**Requirement**
Are you able to retype all the records below exactly?
┌──
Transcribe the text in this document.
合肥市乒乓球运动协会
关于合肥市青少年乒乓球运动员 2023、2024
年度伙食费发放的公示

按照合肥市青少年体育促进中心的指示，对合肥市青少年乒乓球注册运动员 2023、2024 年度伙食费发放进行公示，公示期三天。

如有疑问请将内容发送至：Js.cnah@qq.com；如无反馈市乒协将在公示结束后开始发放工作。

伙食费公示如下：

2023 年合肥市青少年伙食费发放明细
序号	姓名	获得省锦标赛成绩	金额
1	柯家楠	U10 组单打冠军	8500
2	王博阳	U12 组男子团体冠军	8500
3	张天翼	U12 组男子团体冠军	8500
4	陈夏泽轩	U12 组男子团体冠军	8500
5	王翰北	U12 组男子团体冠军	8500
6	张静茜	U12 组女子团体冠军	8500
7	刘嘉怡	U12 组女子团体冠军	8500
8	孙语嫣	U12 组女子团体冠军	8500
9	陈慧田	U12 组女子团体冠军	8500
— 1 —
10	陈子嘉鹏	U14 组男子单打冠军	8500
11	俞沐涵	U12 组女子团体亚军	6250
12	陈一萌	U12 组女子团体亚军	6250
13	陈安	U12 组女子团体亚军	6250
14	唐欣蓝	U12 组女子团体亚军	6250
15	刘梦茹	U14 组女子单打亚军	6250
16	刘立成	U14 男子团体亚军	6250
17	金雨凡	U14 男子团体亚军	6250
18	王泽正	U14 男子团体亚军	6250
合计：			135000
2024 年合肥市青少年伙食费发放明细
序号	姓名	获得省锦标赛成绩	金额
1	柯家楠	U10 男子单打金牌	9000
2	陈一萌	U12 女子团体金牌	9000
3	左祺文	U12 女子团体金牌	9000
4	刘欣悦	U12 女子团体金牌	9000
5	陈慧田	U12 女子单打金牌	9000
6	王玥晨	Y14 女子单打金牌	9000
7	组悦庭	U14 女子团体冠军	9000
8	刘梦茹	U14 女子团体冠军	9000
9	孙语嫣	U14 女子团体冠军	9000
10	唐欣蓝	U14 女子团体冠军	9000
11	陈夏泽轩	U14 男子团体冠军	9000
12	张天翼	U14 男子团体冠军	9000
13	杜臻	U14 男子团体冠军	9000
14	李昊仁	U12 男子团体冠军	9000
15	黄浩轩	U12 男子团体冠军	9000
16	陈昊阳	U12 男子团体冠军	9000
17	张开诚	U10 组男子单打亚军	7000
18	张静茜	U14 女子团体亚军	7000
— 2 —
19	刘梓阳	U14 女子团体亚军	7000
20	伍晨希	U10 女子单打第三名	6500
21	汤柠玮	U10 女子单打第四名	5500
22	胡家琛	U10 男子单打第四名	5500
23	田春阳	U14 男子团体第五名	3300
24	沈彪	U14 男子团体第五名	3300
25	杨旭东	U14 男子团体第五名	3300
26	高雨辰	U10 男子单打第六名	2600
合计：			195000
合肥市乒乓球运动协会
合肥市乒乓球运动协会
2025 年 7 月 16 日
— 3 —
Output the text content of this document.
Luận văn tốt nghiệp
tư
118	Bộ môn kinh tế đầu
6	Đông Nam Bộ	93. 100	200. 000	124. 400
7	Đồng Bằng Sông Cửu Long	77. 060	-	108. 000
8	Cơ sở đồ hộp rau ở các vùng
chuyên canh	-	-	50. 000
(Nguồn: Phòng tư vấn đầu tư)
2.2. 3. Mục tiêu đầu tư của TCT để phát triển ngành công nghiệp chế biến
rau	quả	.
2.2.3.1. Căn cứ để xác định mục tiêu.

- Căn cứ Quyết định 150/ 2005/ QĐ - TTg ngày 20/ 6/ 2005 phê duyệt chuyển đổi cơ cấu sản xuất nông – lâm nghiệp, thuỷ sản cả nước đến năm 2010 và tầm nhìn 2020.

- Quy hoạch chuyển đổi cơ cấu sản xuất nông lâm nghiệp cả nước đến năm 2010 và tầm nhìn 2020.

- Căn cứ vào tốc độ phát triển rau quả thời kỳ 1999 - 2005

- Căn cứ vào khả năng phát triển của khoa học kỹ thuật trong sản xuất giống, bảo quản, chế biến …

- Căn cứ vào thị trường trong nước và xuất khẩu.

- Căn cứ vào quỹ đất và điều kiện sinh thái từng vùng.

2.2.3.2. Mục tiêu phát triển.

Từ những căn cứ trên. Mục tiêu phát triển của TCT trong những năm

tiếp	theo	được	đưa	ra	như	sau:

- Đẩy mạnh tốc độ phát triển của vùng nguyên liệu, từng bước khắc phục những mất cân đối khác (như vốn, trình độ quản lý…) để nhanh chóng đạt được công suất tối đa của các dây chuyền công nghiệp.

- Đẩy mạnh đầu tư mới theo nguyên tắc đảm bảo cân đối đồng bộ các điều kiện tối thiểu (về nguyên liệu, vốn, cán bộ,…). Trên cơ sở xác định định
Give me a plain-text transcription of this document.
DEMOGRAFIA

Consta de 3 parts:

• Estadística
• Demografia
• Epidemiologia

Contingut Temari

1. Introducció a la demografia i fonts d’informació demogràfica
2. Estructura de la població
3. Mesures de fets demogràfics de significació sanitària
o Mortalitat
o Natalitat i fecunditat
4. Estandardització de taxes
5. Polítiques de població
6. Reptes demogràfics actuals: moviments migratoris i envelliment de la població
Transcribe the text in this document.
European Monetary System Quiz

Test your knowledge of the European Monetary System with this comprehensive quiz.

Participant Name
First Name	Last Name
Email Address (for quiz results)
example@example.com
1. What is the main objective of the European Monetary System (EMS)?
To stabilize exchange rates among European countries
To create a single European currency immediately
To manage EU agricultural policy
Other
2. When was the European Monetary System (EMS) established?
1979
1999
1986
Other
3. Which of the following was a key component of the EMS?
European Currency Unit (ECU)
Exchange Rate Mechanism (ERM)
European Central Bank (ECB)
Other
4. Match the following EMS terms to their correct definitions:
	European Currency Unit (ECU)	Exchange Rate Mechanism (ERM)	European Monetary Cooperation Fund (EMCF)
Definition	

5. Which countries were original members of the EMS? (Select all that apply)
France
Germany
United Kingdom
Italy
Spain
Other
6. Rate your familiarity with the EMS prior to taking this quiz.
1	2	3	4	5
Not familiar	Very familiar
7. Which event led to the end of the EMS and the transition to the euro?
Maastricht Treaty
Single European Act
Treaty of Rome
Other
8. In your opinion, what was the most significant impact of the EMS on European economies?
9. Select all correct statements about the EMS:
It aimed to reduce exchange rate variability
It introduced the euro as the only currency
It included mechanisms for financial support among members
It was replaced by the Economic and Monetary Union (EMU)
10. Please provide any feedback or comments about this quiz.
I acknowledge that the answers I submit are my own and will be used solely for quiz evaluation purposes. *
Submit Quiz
└──
**Written response**
Transcribe the text in this document.
合肥市乒乓球运动协会
关于合肥市青少年乒乓球运动员 2023、2024
年度伙食费发放的公示

按照合肥市青少年体育促进中心的指示，对合肥市青少年乒乓球注册运动员 2023、2024 年度伙食费发放进行公示，公示期三天。

如有疑问请将内容发送至：Js.cnah@qq.com；如无反馈市乒协将在公示结束后开始发放工作。

伙食费公示如下：

2023 年合肥市青少年伙食费发放明细
序号	姓名	获得省锦标赛成绩	金额
1	柯家楠	U10 组单打冠军	8500
2	王博阳	U12 组男子团体冠军	8500
3	张天翼	U12 组男子团体冠军	8500
4	陈夏泽轩	U12 组男子团体冠军	8500
5	王翰北	U12 组男子团体冠军	8500
6	张静茜	U12 组女子团体冠军	8500
7	刘嘉怡	U12 组女子团体冠军	8500
8	孙语嫣	U12 组女子团体冠军	8500
9	陈慧田	U12 组女子团体冠军	8500
— 1 —
10	陈子嘉鹏	U14 组男子单打冠军	8500
11	俞沐涵	U12 组女子团体亚军	6250
12	陈一萌	U12 组女子团体亚军	6250
13	陈安	U12 组女子团体亚军	6250
14	唐欣蓝	U12 组女子团体亚军	6250
15	刘梦茹	U14 组女子单打亚军	6250
16	刘立成	U14 男子团体亚军	6250
17	金雨凡	U14 男子团体亚军	6250
18	王泽正	U14 男子团体亚军	6250
合计：			135000
2024 年合肥市青少年伙食费发放明细
序号	姓名	获得省锦标赛成绩	金额
1	柯家楠	U10 男子单打金牌	9000
2	陈一萌	U12 女子团体金牌	9000
3	左祺文	U12 女子团体金牌	9000
4	刘欣悦	U12 女子团体金牌	9000
5	陈慧田	U12 女子单打金牌	9000
6	王玥晨	Y14 女子单打金牌	9000
7	组悦庭	U14 女子团体冠军	9000
8	刘梦茹	U14 女子团体冠军	9000
9	孙语嫣	U14 女子团体冠军	9000
10	唐欣蓝	U14 女子团体冠军	9000
11	陈夏泽轩	U14 男子团体冠军	9000
12	张天翼	U14 男子团体冠军	9000
13	杜臻	U14 男子团体冠军	9000
14	李昊仁	U12 男子团体冠军	9000
15	黄浩轩	U12 男子团体冠军	9000
16	陈昊阳	U12 男子团体冠军	9000
17	张开诚	U10 组男子单打亚军	7000
18	张静茜	U14 女子团体亚军	7000
— 2 —
19	刘梓阳	U14 女子团体亚军	7000
20	伍晨希	U10 女子单打第三名	6500
21	汤柠玮	U10 女子单打第四名	5500
22	胡家琛	U10 男子单打第四名	5500
23	田春阳	U14 男子团体第五名	3300
24	沈彪	U14 男子团体第五名	3300
25	杨旭东	U14 男子团体第五名	3300
26	高雨辰	U10 男子单打第六名	2600
合计：			195000
合肥市乒乓球运动协会
合肥市乒乓球运动协会
2025 年 7 月 16 日
— 3 —
Output the text content of this document.
Luận văn tốt nghiệp
tư
118	Bộ môn kinh tế đầu
6	Đông Nam Bộ	93. 100	200. 000	124. 400
7	Đồng Bằng Sông Cửu Long	77. 060	-	108. 000
8	Cơ sở đồ hộp rau ở các vùng
chuyên canh	-	-	50. 000
(Nguồn: Phòng tư vấn đầu tư)
2.2. 3. Mục tiêu đầu tư của TCT để phát triển ngành công nghiệp chế biến
rau	quả	.
2.2.3.1. Căn cứ để xác định mục tiêu.

- Căn cứ Quyết định 150/ 2005/ QĐ - TTg ngày 20/ 6/ 2005 phê duyệt chuyển đổi cơ cấu sản xuất nông – lâm nghiệp, thuỷ sản cả nước đến năm 2010 và tầm nhìn 2020.

- Quy hoạch chuyển đổi cơ cấu sản xuất nông lâm nghiệp cả nước đến năm 2010 và tầm nhìn 2020.

- Căn cứ vào tốc độ phát triển rau quả thời kỳ 1999 - 2005

- Căn cứ vào khả năng phát triển của khoa học kỹ thuật trong sản xuất giống, bảo quản, chế biến …

- Căn cứ vào thị trường trong nước và xuất khẩu.

- Căn cứ vào quỹ đất và điều kiện sinh thái từng vùng.

2.2.3.2. Mục tiêu phát triển.

Từ những căn cứ trên. Mục tiêu phát triển của TCT trong những năm

tiếp	theo	được	đưa	ra	như	sau:

- Đẩy mạnh tốc độ phát triển của vùng nguyên liệu, từng bước khắc phục những mất cân đối khác (như vốn, trình độ quản lý…) để nhanh chóng đạt được công suất tối đa của các dây chuyền công nghiệp.

- Đẩy mạnh đầu tư mới theo nguyên tắc đảm bảo cân đối đồng bộ các điều kiện tối thiểu (về nguyên liệu, vốn, cán bộ,…). Trên cơ sở xác định định
Give me a plain-text transcription of this document.
DEMOGRAFIA

Consta de 3 parts:

• Estadística
• Demografia
• Epidemiologia

Contingut Temari

1. Introducció a la demografia i fonts d’informació demogràfica
2. Estructura de la població
3. Mesures de fets demogràfics de significació sanitària
o Mortalitat
o Natalitat i fecunditat
4. Estandardització de taxes
5. Polítiques de població
6. Reptes demogràfics actuals: moviments migratoris i envelliment de la població
Transcribe the text in this document.
European Monetary System Quiz

Test your knowledge of the European Monetary System with this comprehensive quiz.

Participant Name
First Name	Last Name
Email Address (for quiz results)
example@example.com
1. What is the main objective of the European Monetary System (EMS)?
To stabilize exchange rates among European countries
To create a single European currency immediately
To manage EU agricultural policy
Other
2. When was the European Monetary System (EMS) established?
1979
1999
1986
Other
3. Which of the following was a key component of the EMS?
European Currency Unit (ECU)
Exchange Rate Mechanism (ERM)
European Central Bank (ECB)
Other
4. Match the following EMS terms to their correct definitions:
	European Currency Unit (ECU)	Exchange Rate Mechanism (ERM)	European Monetary Cooperation Fund (EMCF)
Definition	

5. Which countries were original members of the EMS? (Select all that apply)
France
Germany
United Kingdom
Italy
Spain
Other
6. Rate your familiarity with the EMS prior to taking this quiz.
1	2	3	4	5
Not familiar	Very familiar
7. Which event led to the end of the EMS and the transition to the euro?
Maastricht Treaty
Single European Act
Treaty of Rome
Other
8. In your opinion, what was the most significant impact of the EMS on European economies?
9. Select all correct statements about the EMS:
It aimed to reduce exchange rate variability
It introduced the euro as the only currency
It included mechanisms for financial support among members
It was replaced by the Economic and Monetary Union (EMU)
10. Please provide any feedback or comments about this quiz.
I acknowledge that the answers I submit are my own and will be used solely for quiz evaluation purposes. *
Submit Quiz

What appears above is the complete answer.